Identify all lines in the data containing the string "Selecionadas". Copy them out.

....

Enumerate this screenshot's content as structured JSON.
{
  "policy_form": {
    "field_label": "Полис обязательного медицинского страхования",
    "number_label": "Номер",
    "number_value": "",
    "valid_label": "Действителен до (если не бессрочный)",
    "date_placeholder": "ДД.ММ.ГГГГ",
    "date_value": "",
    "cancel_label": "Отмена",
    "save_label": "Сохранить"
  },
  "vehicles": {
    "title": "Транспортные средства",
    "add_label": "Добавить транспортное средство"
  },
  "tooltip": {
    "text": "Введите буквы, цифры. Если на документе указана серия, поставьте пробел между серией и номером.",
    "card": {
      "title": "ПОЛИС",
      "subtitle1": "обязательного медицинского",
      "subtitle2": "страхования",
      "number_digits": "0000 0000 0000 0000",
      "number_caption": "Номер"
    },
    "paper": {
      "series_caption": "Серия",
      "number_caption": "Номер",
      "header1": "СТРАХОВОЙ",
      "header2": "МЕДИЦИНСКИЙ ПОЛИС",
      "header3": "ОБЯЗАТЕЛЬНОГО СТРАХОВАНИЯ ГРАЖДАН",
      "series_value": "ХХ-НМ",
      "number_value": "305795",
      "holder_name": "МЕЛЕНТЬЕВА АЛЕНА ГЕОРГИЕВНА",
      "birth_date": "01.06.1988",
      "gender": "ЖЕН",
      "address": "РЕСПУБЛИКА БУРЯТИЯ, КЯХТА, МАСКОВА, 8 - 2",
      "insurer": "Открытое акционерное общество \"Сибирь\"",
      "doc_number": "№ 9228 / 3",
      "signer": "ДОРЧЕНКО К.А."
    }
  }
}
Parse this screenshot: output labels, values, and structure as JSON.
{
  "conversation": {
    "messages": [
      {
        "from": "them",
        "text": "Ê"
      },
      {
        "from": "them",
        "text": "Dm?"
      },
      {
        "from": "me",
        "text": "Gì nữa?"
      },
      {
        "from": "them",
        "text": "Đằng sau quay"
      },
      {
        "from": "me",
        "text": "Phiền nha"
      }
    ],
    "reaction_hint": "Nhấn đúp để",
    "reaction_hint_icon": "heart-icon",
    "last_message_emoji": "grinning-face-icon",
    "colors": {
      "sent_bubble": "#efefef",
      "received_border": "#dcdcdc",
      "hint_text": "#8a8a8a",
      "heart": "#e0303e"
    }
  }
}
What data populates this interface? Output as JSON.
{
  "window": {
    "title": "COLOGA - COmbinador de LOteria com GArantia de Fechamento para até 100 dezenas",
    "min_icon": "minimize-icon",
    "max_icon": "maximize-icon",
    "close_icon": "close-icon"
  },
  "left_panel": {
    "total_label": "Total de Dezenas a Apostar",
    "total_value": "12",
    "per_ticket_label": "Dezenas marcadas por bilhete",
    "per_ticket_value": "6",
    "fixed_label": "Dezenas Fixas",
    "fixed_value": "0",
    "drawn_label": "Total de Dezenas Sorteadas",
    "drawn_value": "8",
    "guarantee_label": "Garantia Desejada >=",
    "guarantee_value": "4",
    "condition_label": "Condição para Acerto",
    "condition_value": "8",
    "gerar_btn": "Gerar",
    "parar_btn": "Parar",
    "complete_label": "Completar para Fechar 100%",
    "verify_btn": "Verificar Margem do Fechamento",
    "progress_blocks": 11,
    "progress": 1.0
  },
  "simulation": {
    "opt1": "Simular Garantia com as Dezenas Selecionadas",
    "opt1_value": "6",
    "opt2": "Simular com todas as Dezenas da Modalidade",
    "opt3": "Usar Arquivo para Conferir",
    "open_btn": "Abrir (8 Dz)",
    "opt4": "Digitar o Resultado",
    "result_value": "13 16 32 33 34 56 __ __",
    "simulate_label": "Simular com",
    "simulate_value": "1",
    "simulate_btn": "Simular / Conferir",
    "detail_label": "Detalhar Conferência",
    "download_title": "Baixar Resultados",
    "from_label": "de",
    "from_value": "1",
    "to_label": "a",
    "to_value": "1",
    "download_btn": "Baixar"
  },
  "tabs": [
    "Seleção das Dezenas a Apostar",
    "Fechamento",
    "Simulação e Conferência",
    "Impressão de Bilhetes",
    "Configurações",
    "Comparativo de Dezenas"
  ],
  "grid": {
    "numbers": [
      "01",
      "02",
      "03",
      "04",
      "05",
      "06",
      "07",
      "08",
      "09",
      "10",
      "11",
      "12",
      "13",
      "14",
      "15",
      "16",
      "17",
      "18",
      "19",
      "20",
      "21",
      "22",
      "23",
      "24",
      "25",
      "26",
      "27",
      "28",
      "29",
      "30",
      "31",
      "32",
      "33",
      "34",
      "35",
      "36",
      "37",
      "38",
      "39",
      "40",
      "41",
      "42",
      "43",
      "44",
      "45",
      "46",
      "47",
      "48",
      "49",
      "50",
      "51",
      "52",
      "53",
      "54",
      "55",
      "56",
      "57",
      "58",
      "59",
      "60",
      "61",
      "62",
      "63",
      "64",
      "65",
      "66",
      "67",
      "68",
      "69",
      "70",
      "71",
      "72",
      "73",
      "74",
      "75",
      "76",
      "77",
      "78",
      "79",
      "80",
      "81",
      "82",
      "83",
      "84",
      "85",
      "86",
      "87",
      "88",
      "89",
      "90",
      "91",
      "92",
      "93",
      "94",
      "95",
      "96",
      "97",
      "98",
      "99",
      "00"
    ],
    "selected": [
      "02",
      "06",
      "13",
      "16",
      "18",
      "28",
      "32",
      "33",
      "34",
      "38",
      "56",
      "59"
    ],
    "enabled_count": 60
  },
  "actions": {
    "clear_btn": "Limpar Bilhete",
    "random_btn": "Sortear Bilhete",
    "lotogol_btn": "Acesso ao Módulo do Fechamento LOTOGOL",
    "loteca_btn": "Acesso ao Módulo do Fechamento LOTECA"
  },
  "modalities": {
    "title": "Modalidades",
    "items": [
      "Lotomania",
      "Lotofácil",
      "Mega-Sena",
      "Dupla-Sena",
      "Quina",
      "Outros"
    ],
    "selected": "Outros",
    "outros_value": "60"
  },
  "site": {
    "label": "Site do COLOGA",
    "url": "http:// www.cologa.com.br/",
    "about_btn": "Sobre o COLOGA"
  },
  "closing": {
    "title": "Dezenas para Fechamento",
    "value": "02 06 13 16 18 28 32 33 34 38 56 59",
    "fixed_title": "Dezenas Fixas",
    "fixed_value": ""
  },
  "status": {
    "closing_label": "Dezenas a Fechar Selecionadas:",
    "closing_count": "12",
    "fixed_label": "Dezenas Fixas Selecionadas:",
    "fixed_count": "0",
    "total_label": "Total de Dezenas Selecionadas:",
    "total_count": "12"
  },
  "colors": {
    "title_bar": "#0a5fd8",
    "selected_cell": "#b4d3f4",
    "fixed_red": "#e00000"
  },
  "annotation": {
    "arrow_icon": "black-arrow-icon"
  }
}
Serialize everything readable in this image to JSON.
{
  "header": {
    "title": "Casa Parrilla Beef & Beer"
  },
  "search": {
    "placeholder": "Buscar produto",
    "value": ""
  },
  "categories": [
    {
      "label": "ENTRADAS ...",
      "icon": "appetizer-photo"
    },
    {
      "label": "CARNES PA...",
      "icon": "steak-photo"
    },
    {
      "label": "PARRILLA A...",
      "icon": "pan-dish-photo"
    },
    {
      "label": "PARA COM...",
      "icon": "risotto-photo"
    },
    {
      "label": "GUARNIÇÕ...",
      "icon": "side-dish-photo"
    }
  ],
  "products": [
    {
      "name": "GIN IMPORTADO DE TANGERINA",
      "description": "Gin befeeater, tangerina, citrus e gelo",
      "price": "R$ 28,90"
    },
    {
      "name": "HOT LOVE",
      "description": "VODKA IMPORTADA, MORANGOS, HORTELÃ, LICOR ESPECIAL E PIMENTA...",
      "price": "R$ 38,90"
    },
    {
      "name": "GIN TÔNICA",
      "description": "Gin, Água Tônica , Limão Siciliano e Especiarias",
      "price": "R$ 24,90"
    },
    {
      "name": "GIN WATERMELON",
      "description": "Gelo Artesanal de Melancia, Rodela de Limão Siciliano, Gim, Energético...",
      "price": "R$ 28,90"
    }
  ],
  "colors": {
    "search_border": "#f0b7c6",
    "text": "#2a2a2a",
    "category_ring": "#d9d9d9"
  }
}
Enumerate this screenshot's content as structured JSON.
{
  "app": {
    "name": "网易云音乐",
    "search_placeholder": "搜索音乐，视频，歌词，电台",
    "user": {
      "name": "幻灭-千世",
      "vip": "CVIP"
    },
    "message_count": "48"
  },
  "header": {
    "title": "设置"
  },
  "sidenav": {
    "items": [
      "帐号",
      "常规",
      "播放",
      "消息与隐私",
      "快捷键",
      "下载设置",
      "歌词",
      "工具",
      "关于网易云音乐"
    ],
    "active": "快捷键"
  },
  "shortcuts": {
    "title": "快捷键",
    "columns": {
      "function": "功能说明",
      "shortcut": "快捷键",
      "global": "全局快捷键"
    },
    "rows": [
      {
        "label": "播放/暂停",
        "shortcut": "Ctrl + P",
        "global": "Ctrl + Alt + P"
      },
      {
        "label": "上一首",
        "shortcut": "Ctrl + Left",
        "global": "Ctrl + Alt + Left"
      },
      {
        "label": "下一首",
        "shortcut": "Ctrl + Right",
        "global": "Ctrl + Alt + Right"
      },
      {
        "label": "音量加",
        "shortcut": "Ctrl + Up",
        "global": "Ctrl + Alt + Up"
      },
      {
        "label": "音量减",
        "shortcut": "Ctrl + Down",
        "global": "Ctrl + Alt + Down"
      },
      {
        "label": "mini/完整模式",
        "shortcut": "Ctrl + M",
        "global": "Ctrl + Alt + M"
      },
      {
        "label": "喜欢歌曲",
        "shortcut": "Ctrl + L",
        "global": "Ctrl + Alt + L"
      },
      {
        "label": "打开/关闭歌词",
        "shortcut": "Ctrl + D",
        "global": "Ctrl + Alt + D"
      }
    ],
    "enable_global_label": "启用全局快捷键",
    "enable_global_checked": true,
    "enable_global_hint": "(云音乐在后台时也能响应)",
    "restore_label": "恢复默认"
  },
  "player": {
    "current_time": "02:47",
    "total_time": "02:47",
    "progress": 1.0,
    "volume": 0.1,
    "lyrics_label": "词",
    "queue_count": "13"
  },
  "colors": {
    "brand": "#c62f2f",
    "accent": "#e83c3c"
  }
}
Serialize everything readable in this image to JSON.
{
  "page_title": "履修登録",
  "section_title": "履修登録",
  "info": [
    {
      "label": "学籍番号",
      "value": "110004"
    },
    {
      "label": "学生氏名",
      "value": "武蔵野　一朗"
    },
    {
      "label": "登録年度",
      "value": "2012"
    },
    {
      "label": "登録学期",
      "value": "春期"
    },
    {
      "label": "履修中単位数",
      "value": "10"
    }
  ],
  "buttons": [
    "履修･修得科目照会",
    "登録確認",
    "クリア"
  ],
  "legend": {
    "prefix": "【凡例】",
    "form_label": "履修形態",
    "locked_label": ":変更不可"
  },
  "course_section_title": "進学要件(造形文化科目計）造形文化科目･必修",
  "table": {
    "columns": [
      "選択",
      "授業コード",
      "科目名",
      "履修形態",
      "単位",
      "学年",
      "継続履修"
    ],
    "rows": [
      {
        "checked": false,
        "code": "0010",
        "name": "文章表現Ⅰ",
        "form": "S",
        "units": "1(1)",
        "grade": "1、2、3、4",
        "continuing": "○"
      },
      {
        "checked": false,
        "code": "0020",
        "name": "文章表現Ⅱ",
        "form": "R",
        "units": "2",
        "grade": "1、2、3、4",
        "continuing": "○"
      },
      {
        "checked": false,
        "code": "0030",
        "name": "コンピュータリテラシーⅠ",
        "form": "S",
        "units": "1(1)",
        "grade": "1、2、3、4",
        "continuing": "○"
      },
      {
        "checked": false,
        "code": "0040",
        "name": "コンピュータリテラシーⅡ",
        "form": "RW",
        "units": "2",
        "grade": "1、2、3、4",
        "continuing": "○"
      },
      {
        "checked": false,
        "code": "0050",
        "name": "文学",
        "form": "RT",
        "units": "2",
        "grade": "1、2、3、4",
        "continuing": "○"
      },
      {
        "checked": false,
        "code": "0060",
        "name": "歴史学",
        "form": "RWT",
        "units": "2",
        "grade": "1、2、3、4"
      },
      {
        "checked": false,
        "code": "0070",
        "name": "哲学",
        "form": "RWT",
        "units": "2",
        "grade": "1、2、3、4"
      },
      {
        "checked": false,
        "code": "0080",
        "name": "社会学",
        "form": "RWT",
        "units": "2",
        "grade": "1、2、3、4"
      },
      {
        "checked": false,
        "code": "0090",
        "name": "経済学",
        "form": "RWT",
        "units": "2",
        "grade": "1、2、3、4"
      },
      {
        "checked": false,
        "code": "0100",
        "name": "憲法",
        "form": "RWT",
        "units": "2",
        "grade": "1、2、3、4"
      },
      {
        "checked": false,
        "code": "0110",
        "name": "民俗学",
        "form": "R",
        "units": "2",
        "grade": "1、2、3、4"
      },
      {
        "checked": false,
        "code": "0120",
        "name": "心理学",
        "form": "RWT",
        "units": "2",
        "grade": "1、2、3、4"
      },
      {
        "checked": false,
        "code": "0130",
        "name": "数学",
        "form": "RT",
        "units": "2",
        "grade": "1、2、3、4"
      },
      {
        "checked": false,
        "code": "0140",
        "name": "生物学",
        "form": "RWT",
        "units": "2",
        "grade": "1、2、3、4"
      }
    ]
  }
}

....

● Response to the exercise:
    "opt1": "Simular Garantia com as Dezenas Selecionadas",
    "closing_label": "Dezenas a Fechar Selecionadas:",
    "fixed_label": "Dezenas Fixas Selecionadas:",
    "total_label": "Total de Dezenas Selecionadas:",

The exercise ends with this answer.